Arrange the records from the line with "Patent image size: (627, 1084)." up to and including the line with "The axle 51 is at (313, 580)." as a numbered list, leaving out blank lines.

Data for the task »
┌──
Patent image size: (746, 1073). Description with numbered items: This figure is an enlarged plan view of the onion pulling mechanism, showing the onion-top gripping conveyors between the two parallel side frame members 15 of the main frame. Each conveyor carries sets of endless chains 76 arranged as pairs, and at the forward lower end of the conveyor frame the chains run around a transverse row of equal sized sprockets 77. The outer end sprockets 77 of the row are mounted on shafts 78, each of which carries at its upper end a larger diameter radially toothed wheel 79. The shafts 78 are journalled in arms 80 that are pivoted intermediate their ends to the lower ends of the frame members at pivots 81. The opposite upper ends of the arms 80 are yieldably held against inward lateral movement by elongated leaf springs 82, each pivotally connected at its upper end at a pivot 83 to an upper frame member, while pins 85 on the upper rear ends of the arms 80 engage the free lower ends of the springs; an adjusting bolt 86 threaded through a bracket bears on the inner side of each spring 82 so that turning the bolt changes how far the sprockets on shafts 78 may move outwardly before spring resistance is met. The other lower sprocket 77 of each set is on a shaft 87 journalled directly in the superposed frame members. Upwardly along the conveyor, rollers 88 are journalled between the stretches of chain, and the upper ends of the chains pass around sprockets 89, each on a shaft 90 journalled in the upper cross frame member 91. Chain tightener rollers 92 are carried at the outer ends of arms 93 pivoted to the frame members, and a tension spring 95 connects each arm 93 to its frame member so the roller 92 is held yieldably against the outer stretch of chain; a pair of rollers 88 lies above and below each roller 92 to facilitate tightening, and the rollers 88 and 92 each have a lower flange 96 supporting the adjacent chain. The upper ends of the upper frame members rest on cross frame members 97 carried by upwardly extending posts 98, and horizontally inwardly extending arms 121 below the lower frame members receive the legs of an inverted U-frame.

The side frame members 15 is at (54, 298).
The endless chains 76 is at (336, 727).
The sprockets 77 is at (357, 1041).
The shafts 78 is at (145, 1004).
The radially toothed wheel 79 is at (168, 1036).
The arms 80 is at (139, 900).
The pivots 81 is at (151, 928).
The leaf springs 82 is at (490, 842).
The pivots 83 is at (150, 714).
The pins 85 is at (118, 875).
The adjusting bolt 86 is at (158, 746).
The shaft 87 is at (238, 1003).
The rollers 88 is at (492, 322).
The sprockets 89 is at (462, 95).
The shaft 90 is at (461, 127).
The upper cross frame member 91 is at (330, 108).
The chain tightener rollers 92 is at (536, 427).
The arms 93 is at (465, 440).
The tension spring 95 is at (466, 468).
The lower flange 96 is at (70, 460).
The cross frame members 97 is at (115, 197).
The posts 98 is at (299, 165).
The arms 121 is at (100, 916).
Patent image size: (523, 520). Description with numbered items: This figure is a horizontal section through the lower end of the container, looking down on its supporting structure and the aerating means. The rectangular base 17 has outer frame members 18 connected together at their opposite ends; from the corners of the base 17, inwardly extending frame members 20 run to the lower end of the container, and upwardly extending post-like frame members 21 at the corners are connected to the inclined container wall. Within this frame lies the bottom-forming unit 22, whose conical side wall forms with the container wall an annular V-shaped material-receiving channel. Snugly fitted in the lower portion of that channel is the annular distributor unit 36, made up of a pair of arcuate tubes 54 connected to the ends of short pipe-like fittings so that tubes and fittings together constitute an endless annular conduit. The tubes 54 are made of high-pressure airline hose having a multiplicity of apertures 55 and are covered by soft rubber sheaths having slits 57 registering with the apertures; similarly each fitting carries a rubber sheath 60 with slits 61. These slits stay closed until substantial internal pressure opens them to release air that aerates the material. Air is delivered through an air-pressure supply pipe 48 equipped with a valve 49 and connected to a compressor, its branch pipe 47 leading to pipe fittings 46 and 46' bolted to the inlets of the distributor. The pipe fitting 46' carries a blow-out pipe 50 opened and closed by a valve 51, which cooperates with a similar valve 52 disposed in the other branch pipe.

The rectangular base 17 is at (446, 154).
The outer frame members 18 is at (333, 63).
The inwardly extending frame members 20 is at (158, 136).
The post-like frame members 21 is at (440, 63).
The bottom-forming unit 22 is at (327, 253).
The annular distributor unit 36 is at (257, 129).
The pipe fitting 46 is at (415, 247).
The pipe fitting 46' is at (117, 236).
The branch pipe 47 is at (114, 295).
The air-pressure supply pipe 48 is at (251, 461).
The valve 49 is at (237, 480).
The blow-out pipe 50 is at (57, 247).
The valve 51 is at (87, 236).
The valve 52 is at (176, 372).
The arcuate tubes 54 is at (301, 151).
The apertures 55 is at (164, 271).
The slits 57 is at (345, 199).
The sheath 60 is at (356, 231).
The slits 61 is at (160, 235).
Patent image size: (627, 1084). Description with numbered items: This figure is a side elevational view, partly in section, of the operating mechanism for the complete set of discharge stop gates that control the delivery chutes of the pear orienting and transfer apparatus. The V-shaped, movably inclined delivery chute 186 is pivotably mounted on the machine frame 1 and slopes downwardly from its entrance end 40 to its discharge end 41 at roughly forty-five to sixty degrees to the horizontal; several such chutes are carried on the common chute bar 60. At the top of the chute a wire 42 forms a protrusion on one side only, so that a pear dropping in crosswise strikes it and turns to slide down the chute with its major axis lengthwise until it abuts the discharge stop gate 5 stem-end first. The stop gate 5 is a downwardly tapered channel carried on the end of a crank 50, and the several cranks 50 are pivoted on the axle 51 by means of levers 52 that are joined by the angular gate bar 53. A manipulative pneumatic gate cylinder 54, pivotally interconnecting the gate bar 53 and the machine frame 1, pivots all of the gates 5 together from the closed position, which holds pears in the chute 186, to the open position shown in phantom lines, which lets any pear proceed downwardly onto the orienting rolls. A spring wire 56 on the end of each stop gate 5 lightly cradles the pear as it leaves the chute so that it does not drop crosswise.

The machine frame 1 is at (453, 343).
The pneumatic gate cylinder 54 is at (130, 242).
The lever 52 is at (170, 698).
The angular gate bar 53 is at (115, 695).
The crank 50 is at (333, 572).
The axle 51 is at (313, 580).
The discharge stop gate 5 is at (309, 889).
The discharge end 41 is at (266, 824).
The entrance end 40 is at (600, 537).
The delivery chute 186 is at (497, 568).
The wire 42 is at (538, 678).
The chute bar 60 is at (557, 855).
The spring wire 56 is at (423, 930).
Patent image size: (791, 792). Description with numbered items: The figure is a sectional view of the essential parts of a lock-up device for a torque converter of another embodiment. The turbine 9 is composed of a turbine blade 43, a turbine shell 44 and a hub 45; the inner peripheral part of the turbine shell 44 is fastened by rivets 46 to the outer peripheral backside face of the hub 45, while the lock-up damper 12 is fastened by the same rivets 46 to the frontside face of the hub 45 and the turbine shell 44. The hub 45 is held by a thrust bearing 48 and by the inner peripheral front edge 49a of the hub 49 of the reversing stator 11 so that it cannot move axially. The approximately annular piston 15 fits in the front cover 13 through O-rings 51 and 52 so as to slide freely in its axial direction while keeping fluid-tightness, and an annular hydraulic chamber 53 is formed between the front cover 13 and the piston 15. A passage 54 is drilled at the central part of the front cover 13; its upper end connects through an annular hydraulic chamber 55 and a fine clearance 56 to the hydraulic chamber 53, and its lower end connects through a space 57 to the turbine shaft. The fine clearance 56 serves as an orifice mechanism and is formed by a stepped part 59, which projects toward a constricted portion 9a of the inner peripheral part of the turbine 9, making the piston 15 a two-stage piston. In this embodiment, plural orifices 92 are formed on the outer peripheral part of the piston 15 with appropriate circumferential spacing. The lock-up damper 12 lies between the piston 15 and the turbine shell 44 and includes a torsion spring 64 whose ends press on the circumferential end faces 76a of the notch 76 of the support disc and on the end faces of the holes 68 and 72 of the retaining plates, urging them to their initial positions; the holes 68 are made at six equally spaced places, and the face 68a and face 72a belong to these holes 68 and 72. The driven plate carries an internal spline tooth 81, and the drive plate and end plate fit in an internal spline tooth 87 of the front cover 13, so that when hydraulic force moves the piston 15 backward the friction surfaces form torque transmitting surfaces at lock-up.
└──
Solution to this task »
1. Patent image size: (627, 1084). Description with numbered items: This figure is a side elevational view, partly in section, of the operating mechanism for the complete set of discharge stop gates that control the delivery chutes of the pear orienting and transfer apparatus. The V-shaped, movably inclined delivery chute 186 is pivotably mounted on the machine frame 1 and slopes downwardly from its entrance end 40 to its discharge end 41 at roughly forty-five to sixty degrees to the horizontal; several such chutes are carried on the common chute bar 60. At the top of the chute a wire 42 forms a protrusion on one side only, so that a pear dropping in crosswise strikes it and turns to slide down the chute with its major axis lengthwise until it abuts the discharge stop gate 5 stem-end first. The stop gate 5 is a downwardly tapered channel carried on the end of a crank 50, and the several cranks 50 are pivoted on the axle 51 by means of levers 52 that are joined by the angular gate bar 53. A manipulative pneumatic gate cylinder 54, pivotally interconnecting the gate bar 53 and the machine frame 1, pivots all of the gates 5 together from the closed position, which holds pears in the chute 186, to the open position shown in phantom lines, which lets any pear proceed downwardly onto the orienting rolls. A spring wire 56 on the end of each stop gate 5 lightly cradles the pear as it leaves the chute so that it does not drop crosswise.
2. The machine frame 1 is at (453, 343).
3. The pneumatic gate cylinder 54 is at (130, 242).
4. The lever 52 is at (170, 698).
5. The angular gate bar 53 is at (115, 695).
6. The crank 50 is at (333, 572).
7. The axle 51 is at (313, 580).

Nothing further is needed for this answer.